[Stored entries]
=======

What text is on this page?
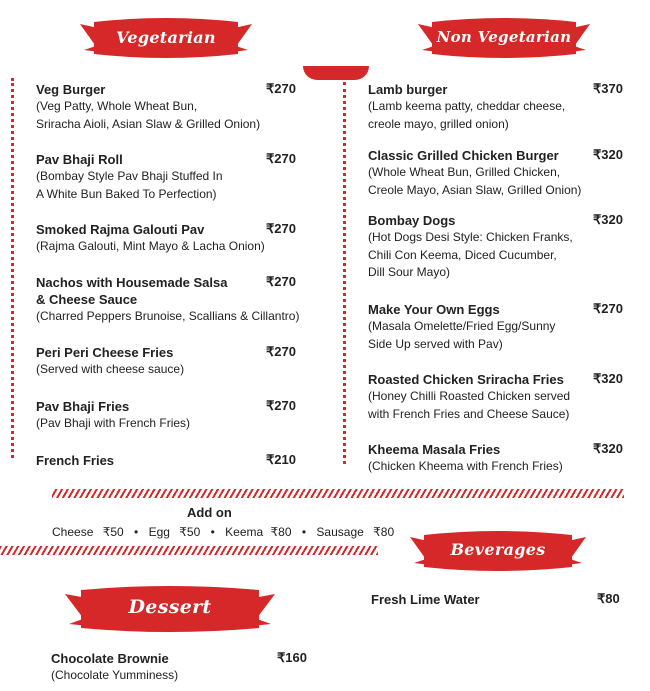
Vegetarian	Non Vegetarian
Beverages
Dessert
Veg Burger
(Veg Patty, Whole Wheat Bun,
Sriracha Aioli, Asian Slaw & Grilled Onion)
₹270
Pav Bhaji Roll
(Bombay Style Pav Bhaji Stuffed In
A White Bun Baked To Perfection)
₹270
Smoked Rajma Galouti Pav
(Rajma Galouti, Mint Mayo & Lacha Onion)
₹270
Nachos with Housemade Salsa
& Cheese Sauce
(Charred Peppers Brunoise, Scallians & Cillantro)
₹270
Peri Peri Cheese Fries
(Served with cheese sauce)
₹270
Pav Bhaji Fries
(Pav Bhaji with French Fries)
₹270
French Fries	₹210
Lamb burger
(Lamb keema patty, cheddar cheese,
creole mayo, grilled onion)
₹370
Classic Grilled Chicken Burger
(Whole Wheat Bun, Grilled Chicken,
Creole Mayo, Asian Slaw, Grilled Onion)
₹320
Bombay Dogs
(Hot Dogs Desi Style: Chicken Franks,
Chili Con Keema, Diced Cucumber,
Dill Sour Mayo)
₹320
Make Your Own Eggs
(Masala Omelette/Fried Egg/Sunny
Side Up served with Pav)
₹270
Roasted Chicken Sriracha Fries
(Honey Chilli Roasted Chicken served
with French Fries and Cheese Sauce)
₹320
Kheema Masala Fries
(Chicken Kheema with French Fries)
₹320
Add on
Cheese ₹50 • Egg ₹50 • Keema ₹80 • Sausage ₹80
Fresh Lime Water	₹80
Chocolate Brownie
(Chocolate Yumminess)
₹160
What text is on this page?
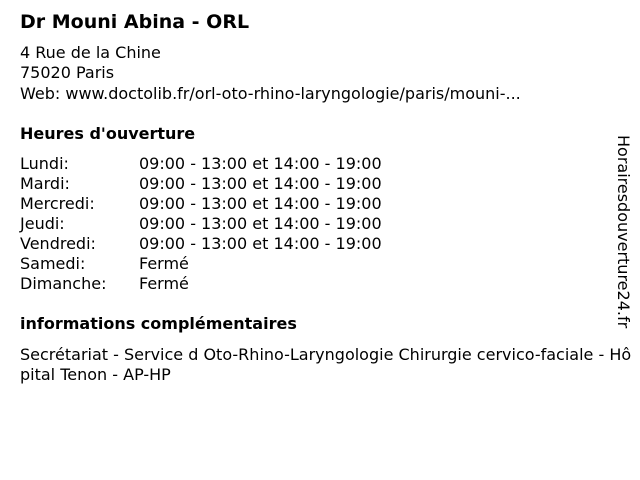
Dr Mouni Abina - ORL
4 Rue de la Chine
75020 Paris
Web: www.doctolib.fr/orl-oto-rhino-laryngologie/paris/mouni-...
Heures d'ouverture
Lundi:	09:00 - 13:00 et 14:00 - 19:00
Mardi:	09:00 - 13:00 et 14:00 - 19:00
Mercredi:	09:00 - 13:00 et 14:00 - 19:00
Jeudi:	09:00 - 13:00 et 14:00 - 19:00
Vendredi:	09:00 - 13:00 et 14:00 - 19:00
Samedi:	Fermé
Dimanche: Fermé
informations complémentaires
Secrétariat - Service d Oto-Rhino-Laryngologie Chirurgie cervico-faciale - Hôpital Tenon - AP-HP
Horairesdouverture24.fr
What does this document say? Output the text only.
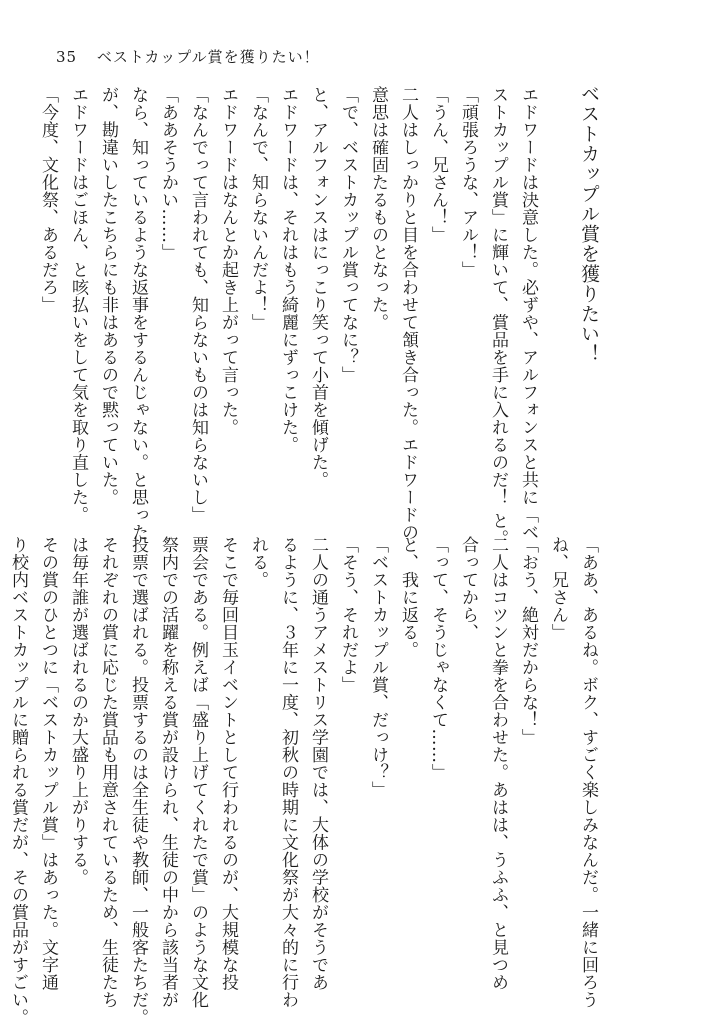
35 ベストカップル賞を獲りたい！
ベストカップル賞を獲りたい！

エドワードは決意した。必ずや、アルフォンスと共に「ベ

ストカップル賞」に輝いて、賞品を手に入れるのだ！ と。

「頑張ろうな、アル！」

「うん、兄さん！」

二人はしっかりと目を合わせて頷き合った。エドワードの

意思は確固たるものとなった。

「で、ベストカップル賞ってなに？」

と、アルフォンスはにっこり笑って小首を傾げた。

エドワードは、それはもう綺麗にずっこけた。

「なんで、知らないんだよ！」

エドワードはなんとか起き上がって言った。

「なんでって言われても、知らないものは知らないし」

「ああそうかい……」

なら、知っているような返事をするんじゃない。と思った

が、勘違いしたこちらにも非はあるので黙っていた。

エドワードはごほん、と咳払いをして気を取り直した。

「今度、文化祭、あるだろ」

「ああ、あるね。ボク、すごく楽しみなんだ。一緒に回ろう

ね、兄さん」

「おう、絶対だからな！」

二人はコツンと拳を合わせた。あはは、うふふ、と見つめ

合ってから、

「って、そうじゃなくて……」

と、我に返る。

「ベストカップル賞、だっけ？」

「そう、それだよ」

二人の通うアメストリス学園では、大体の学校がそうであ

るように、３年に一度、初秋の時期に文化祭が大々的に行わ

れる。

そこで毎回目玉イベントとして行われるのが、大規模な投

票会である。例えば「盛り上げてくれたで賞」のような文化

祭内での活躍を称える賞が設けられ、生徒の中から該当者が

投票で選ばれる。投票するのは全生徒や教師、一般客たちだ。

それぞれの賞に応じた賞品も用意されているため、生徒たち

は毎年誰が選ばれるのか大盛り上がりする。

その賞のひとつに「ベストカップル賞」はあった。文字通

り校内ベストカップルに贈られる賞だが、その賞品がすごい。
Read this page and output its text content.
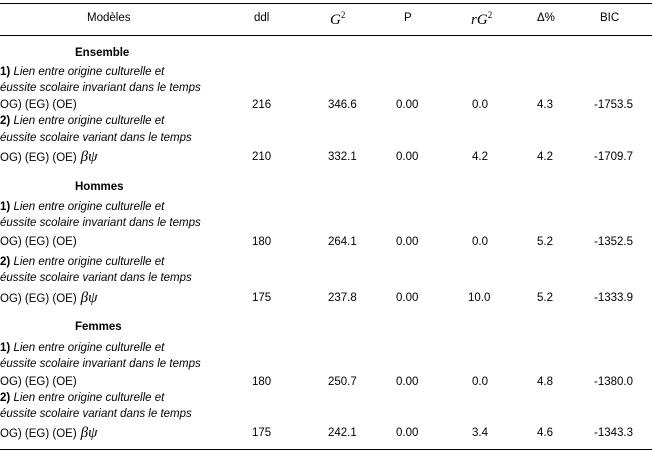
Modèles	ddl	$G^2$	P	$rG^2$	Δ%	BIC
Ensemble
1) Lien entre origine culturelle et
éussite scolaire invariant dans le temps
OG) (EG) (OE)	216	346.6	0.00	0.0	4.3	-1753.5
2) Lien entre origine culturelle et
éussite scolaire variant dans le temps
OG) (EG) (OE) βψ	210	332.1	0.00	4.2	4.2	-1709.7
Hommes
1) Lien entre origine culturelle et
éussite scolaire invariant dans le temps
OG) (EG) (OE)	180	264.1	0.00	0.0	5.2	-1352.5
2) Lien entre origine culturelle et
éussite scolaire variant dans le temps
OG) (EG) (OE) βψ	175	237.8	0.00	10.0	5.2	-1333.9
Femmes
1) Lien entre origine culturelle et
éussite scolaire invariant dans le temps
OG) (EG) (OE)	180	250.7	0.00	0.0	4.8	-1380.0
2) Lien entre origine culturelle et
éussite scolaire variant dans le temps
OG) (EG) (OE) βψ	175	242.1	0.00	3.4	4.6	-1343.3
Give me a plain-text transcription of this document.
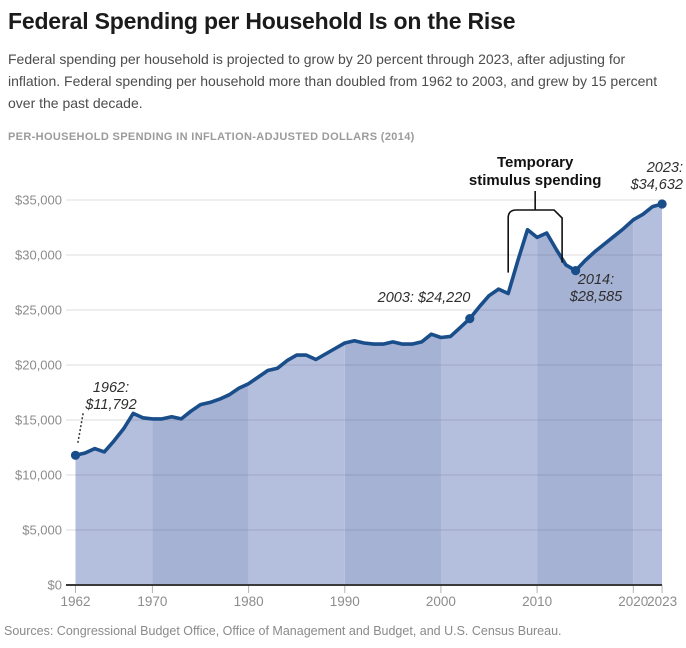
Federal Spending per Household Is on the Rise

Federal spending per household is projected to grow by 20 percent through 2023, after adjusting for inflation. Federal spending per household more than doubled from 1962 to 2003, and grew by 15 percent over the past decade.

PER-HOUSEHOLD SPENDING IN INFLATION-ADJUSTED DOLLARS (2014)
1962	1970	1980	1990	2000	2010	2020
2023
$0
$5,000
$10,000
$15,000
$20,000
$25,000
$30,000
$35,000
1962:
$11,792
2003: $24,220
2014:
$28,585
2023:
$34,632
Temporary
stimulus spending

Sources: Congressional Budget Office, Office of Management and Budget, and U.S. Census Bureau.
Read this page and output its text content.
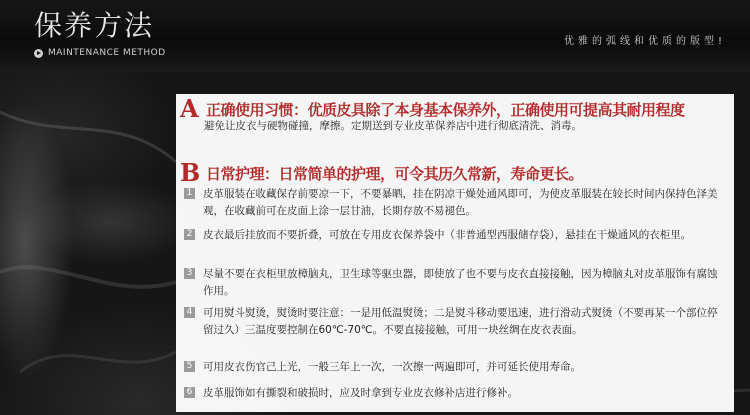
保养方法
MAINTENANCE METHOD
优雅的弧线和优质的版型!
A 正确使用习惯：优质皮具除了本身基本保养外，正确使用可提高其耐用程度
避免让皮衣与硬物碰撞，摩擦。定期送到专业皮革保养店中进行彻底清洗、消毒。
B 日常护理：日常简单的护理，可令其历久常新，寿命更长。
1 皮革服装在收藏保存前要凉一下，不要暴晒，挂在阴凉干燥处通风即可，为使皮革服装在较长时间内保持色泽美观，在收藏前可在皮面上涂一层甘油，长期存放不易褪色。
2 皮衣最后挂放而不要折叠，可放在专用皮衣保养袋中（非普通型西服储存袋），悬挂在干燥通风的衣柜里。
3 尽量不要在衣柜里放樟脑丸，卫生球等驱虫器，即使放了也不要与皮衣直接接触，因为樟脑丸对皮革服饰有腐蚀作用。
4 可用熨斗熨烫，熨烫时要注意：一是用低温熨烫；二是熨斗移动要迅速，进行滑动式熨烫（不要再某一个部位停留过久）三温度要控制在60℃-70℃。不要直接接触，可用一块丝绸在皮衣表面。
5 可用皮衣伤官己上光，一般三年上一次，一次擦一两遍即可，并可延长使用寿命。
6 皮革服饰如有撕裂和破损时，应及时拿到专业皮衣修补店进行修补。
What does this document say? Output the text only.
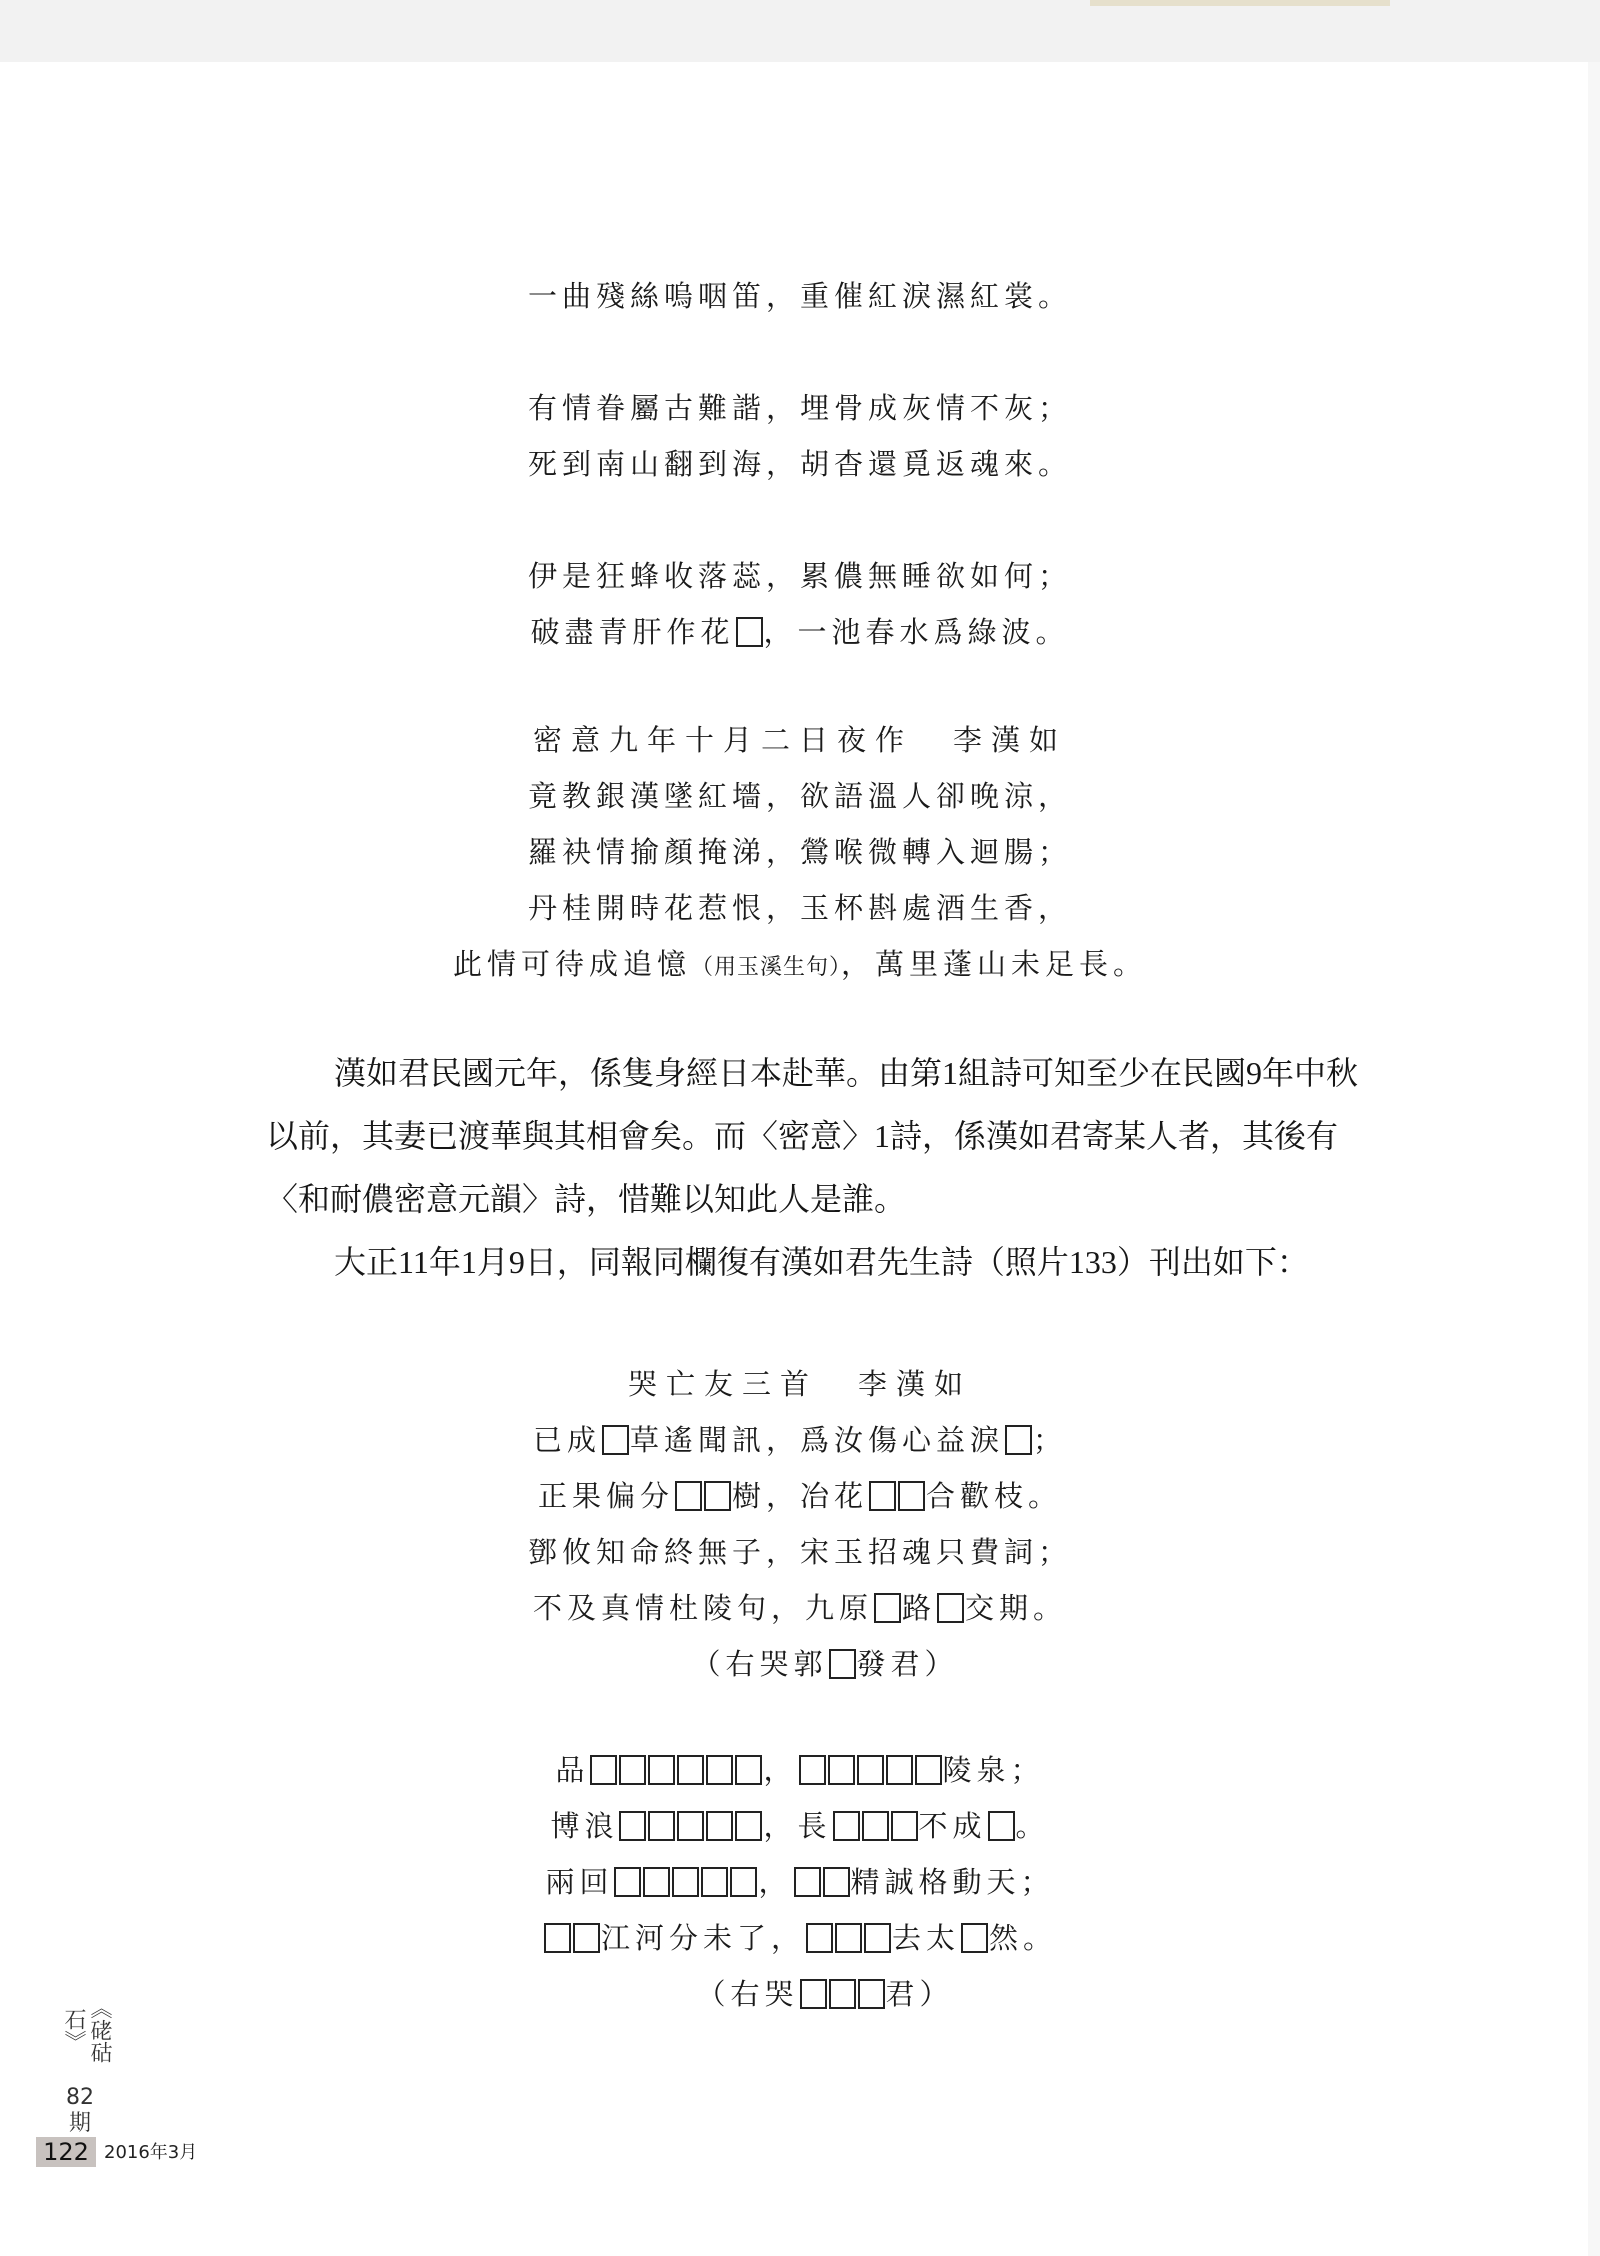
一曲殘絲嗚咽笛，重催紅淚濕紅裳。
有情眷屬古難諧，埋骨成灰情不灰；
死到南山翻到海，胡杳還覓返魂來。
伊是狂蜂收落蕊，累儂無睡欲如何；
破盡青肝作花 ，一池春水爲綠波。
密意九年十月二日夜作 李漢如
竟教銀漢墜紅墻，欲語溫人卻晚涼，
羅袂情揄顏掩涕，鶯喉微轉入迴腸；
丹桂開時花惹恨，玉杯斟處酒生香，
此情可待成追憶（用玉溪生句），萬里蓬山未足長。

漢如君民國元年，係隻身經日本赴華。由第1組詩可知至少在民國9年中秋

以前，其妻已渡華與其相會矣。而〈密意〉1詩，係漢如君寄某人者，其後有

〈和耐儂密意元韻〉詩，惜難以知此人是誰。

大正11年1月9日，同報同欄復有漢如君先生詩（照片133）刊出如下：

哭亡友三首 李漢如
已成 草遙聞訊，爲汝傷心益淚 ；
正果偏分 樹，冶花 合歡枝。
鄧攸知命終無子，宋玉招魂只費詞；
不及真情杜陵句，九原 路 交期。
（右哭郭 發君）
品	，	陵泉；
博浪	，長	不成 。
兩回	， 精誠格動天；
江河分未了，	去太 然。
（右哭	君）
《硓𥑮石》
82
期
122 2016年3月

=======

Copy every line in the listing above where the string "Bhaji" turns up.

**Answer below:**
Pav Bhaji Roll
(Bombay Style Pav Bhaji Stuffed In
Pav Bhaji Fries
(Pav Bhaji with French Fries)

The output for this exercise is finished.